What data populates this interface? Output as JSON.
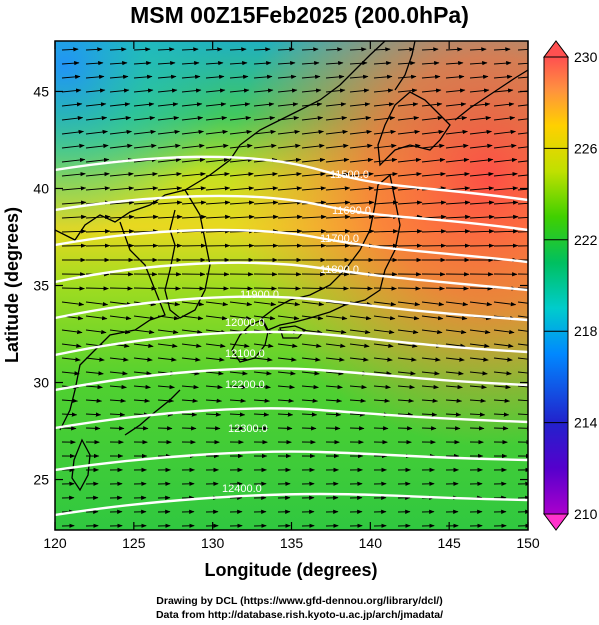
{
  "title": "MSM 00Z15Feb2025 (200.0hPa)",
  "xlabel": "Longitude (degrees)",
  "ylabel": "Latitude  (degrees)",
  "footer": {
    "line1": "Drawing by DCL (https://www.gfd-dennou.org/library/dcl/)",
    "line2": "Data from http://database.rish.kyoto-u.ac.jp/arch/jmadata/"
  },
  "map": {
    "lon_range": [
      120,
      150
    ],
    "lat_range": [
      22.4,
      47.6
    ],
    "x_ticks": [
      "120",
      "125",
      "130",
      "135",
      "140",
      "145",
      "150"
    ],
    "y_ticks": [
      "25",
      "30",
      "35",
      "40",
      "45"
    ],
    "contour_labels": [
      "11500.0",
      "11600.0",
      "11700.0",
      "11800.0",
      "11900.0",
      "12000.0",
      "12100.0",
      "12200.0",
      "12300.0",
      "12400.0"
    ],
    "colors": {
      "contour": "#ffffff",
      "coastline": "#000000",
      "wind_vectors": "#000000"
    }
  },
  "colorbar": {
    "ticks": [
      "230",
      "226",
      "222",
      "218",
      "214",
      "210"
    ],
    "colors": [
      "#ff33cc",
      "#aa00cc",
      "#2222cc",
      "#0088ff",
      "#00cccc",
      "#00c060",
      "#40d000",
      "#c0e000",
      "#ffd000",
      "#ff9040",
      "#ff5050"
    ]
  }
}
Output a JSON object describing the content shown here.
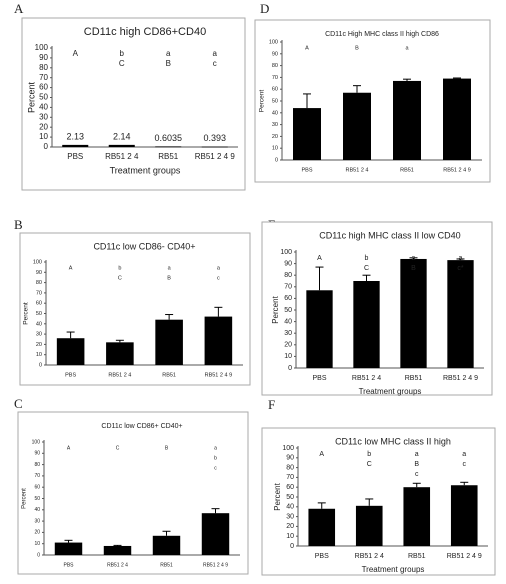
{
  "chart_data": [
    {
      "type": "bar",
      "panel": "A",
      "title": "CD11c high CD86+CD40",
      "ylabel": "Percent",
      "xlabel": "Treatment groups",
      "categories": [
        "PBS",
        "RB51 2 4",
        "RB51",
        "RB51 2 4 9"
      ],
      "values": [
        2.13,
        2.14,
        0.6035,
        0.393
      ],
      "value_labels": [
        "2.13",
        "2.14",
        "0.6035",
        "0.393"
      ],
      "letters": [
        [
          "A"
        ],
        [
          "b",
          "C"
        ],
        [
          "a",
          "B"
        ],
        [
          "a",
          "c"
        ]
      ],
      "color": "#000000",
      "ylim": [
        0,
        100
      ],
      "yticks": [
        0,
        10,
        20,
        30,
        40,
        50,
        60,
        70,
        80,
        90,
        100
      ]
    },
    {
      "type": "bar",
      "panel": "D",
      "title": "CD11c High MHC class II high CD86",
      "ylabel": "Percent",
      "categories": [
        "PBS",
        "RB51 2 4",
        "RB51",
        "RB51 2 4 9"
      ],
      "values": [
        44,
        57,
        67,
        69
      ],
      "errors": [
        12,
        6,
        1.5,
        0.5
      ],
      "letters": [
        [
          "A"
        ],
        [
          "B"
        ],
        [
          "a"
        ],
        []
      ],
      "color": "#000000",
      "ylim": [
        0,
        100
      ],
      "yticks": [
        0,
        10,
        20,
        30,
        40,
        50,
        60,
        70,
        80,
        90,
        100
      ]
    },
    {
      "type": "bar",
      "panel": "B",
      "title": "CD11c low CD86- CD40+",
      "ylabel": "Percent",
      "categories": [
        "PBS",
        "RB51 2 4",
        "RB51",
        "RB51 2 4 9"
      ],
      "values": [
        26,
        22,
        44,
        47
      ],
      "errors": [
        6,
        2,
        5,
        9
      ],
      "letters": [
        [
          "A"
        ],
        [
          "b",
          "C"
        ],
        [
          "a",
          "B"
        ],
        [
          "a",
          "c"
        ]
      ],
      "color": "#000000",
      "ylim": [
        0,
        100
      ],
      "yticks": [
        0,
        10,
        20,
        30,
        40,
        50,
        60,
        70,
        80,
        90,
        100
      ]
    },
    {
      "type": "bar",
      "panel": "E",
      "title": "CD11c high MHC class II low CD40",
      "ylabel": "Percent",
      "xlabel": "Treatment groups",
      "categories": [
        "PBS",
        "RB51 2 4",
        "RB51",
        "RB51 2 4 9"
      ],
      "values": [
        67,
        75,
        94,
        93
      ],
      "errors": [
        20,
        5,
        1,
        1
      ],
      "letters": [
        [
          "A"
        ],
        [
          "b",
          "C"
        ],
        [
          "a",
          "B"
        ],
        [
          "a",
          "c*"
        ]
      ],
      "color": "#000000",
      "ylim": [
        0,
        100
      ],
      "yticks": [
        0,
        10,
        20,
        30,
        40,
        50,
        60,
        70,
        80,
        90,
        100
      ]
    },
    {
      "type": "bar",
      "panel": "C",
      "title": "CD11c low CD86+ CD40+",
      "ylabel": "Percent",
      "categories": [
        "PBS",
        "RB51 2 4",
        "RB51",
        "RB51 2 4 9"
      ],
      "values": [
        11,
        8,
        17,
        37
      ],
      "errors": [
        2,
        0.5,
        4,
        4
      ],
      "letters": [
        [
          "A"
        ],
        [
          "C"
        ],
        [
          "B"
        ],
        [
          "a",
          "b",
          "c"
        ]
      ],
      "color": "#000000",
      "ylim": [
        0,
        100
      ],
      "yticks": [
        0,
        10,
        20,
        30,
        40,
        50,
        60,
        70,
        80,
        90,
        100
      ]
    },
    {
      "type": "bar",
      "panel": "F",
      "title": "CD11c low MHC class II high",
      "ylabel": "Percent",
      "xlabel": "Treatment groups",
      "categories": [
        "PBS",
        "RB51 2 4",
        "RB51",
        "RB51 2 4 9"
      ],
      "values": [
        38,
        41,
        60,
        62
      ],
      "errors": [
        6,
        7,
        4,
        3
      ],
      "letters": [
        [
          "A"
        ],
        [
          "b",
          "C"
        ],
        [
          "a",
          "B",
          "c"
        ],
        [
          "a",
          "c"
        ]
      ],
      "color": "#000000",
      "ylim": [
        0,
        100
      ],
      "yticks": [
        0,
        10,
        20,
        30,
        40,
        50,
        60,
        70,
        80,
        90,
        100
      ]
    }
  ]
}
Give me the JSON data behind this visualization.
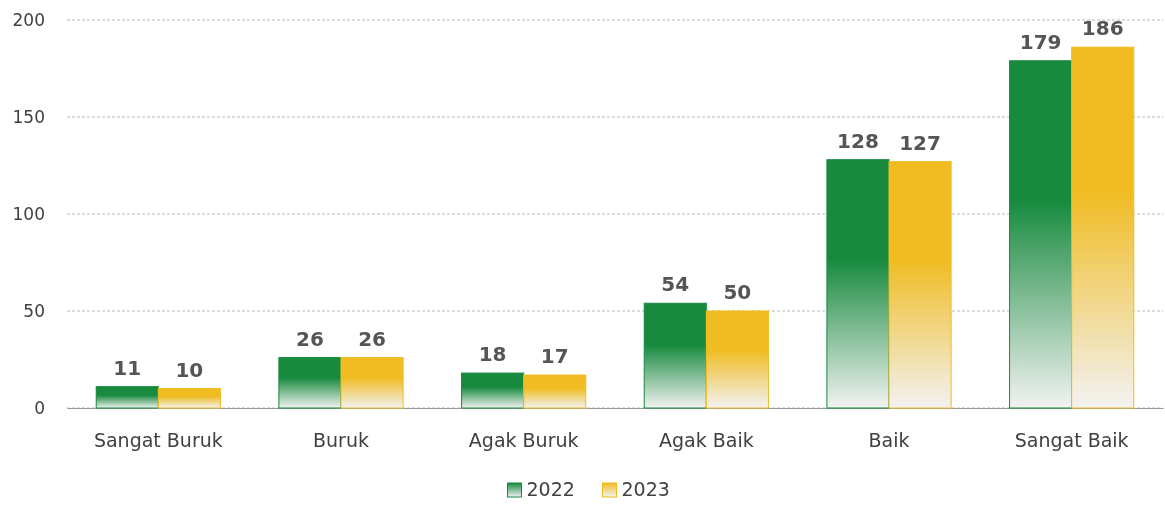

§ §

Set down the material above as is, without any pictures.

What data populates this interface? Output as JSON.
{
  "title": "MSM 00Z15Feb2025 (200.0hPa)",
  "xlabel": "Longitude (degrees)",
  "ylabel": "Latitude  (degrees)",
  "footer": {
    "line1": "Drawing by DCL (https://www.gfd-dennou.org/library/dcl/)",
    "line2": "Data from http://database.rish.kyoto-u.ac.jp/arch/jmadata/"
  },
  "map": {
    "lon_range": [
      120,
      150
    ],
    "lat_range": [
      22.4,
      47.6
    ],
    "x_ticks": [
      "120",
      "125",
      "130",
      "135",
      "140",
      "145",
      "150"
    ],
    "y_ticks": [
      "25",
      "30",
      "35",
      "40",
      "45"
    ],
    "contour_labels": [
      "11500.0",
      "11600.0",
      "11700.0",
      "11800.0",
      "11900.0",
      "12000.0",
      "12100.0",
      "12200.0",
      "12300.0",
      "12400.0"
    ],
    "colors": {
      "contour": "#ffffff",
      "coastline": "#000000",
      "wind_vectors": "#000000"
    }
  },
  "colorbar": {
    "ticks": [
      "230",
      "226",
      "222",
      "218",
      "214",
      "210"
    ],
    "colors": [
      "#ff33cc",
      "#aa00cc",
      "#2222cc",
      "#0088ff",
      "#00cccc",
      "#00c060",
      "#40d000",
      "#c0e000",
      "#ffd000",
      "#ff9040",
      "#ff5050"
    ]
  }
}
Output a JSON object describing the content shown here.
{
  "chart_data": [
    {
      "type": "bar",
      "panel": "A",
      "title": "CD11c high CD86+CD40",
      "ylabel": "Percent",
      "xlabel": "Treatment groups",
      "categories": [
        "PBS",
        "RB51 2 4",
        "RB51",
        "RB51 2 4 9"
      ],
      "values": [
        2.13,
        2.14,
        0.6035,
        0.393
      ],
      "value_labels": [
        "2.13",
        "2.14",
        "0.6035",
        "0.393"
      ],
      "letters": [
        [
          "A"
        ],
        [
          "b",
          "C"
        ],
        [
          "a",
          "B"
        ],
        [
          "a",
          "c"
        ]
      ],
      "color": "#000000",
      "ylim": [
        0,
        100
      ],
      "yticks": [
        0,
        10,
        20,
        30,
        40,
        50,
        60,
        70,
        80,
        90,
        100
      ]
    },
    {
      "type": "bar",
      "panel": "D",
      "title": "CD11c High MHC class II high CD86",
      "ylabel": "Percent",
      "categories": [
        "PBS",
        "RB51 2 4",
        "RB51",
        "RB51 2 4 9"
      ],
      "values": [
        44,
        57,
        67,
        69
      ],
      "errors": [
        12,
        6,
        1.5,
        0.5
      ],
      "letters": [
        [
          "A"
        ],
        [
          "B"
        ],
        [
          "a"
        ],
        []
      ],
      "color": "#000000",
      "ylim": [
        0,
        100
      ],
      "yticks": [
        0,
        10,
        20,
        30,
        40,
        50,
        60,
        70,
        80,
        90,
        100
      ]
    },
    {
      "type": "bar",
      "panel": "B",
      "title": "CD11c low CD86- CD40+",
      "ylabel": "Percent",
      "categories": [
        "PBS",
        "RB51 2 4",
        "RB51",
        "RB51 2 4 9"
      ],
      "values": [
        26,
        22,
        44,
        47
      ],
      "errors": [
        6,
        2,
        5,
        9
      ],
      "letters": [
        [
          "A"
        ],
        [
          "b",
          "C"
        ],
        [
          "a",
          "B"
        ],
        [
          "a",
          "c"
        ]
      ],
      "color": "#000000",
      "ylim": [
        0,
        100
      ],
      "yticks": [
        0,
        10,
        20,
        30,
        40,
        50,
        60,
        70,
        80,
        90,
        100
      ]
    },
    {
      "type": "bar",
      "panel": "E",
      "title": "CD11c high MHC class II low CD40",
      "ylabel": "Percent",
      "xlabel": "Treatment groups",
      "categories": [
        "PBS",
        "RB51 2 4",
        "RB51",
        "RB51 2 4 9"
      ],
      "values": [
        67,
        75,
        94,
        93
      ],
      "errors": [
        20,
        5,
        1,
        1
      ],
      "letters": [
        [
          "A"
        ],
        [
          "b",
          "C"
        ],
        [
          "a",
          "B"
        ],
        [
          "a",
          "c*"
        ]
      ],
      "color": "#000000",
      "ylim": [
        0,
        100
      ],
      "yticks": [
        0,
        10,
        20,
        30,
        40,
        50,
        60,
        70,
        80,
        90,
        100
      ]
    },
    {
      "type": "bar",
      "panel": "C",
      "title": "CD11c low CD86+ CD40+",
      "ylabel": "Percent",
      "categories": [
        "PBS",
        "RB51 2 4",
        "RB51",
        "RB51 2 4 9"
      ],
      "values": [
        11,
        8,
        17,
        37
      ],
      "errors": [
        2,
        0.5,
        4,
        4
      ],
      "letters": [
        [
          "A"
        ],
        [
          "C"
        ],
        [
          "B"
        ],
        [
          "a",
          "b",
          "c"
        ]
      ],
      "color": "#000000",
      "ylim": [
        0,
        100
      ],
      "yticks": [
        0,
        10,
        20,
        30,
        40,
        50,
        60,
        70,
        80,
        90,
        100
      ]
    },
    {
      "type": "bar",
      "panel": "F",
      "title": "CD11c low MHC class II high",
      "ylabel": "Percent",
      "xlabel": "Treatment groups",
      "categories": [
        "PBS",
        "RB51 2 4",
        "RB51",
        "RB51 2 4 9"
      ],
      "values": [
        38,
        41,
        60,
        62
      ],
      "errors": [
        6,
        7,
        4,
        3
      ],
      "letters": [
        [
          "A"
        ],
        [
          "b",
          "C"
        ],
        [
          "a",
          "B",
          "c"
        ],
        [
          "a",
          "c"
        ]
      ],
      "color": "#000000",
      "ylim": [
        0,
        100
      ],
      "yticks": [
        0,
        10,
        20,
        30,
        40,
        50,
        60,
        70,
        80,
        90,
        100
      ]
    }
  ]
}
Give me the JSON data behind this visualization.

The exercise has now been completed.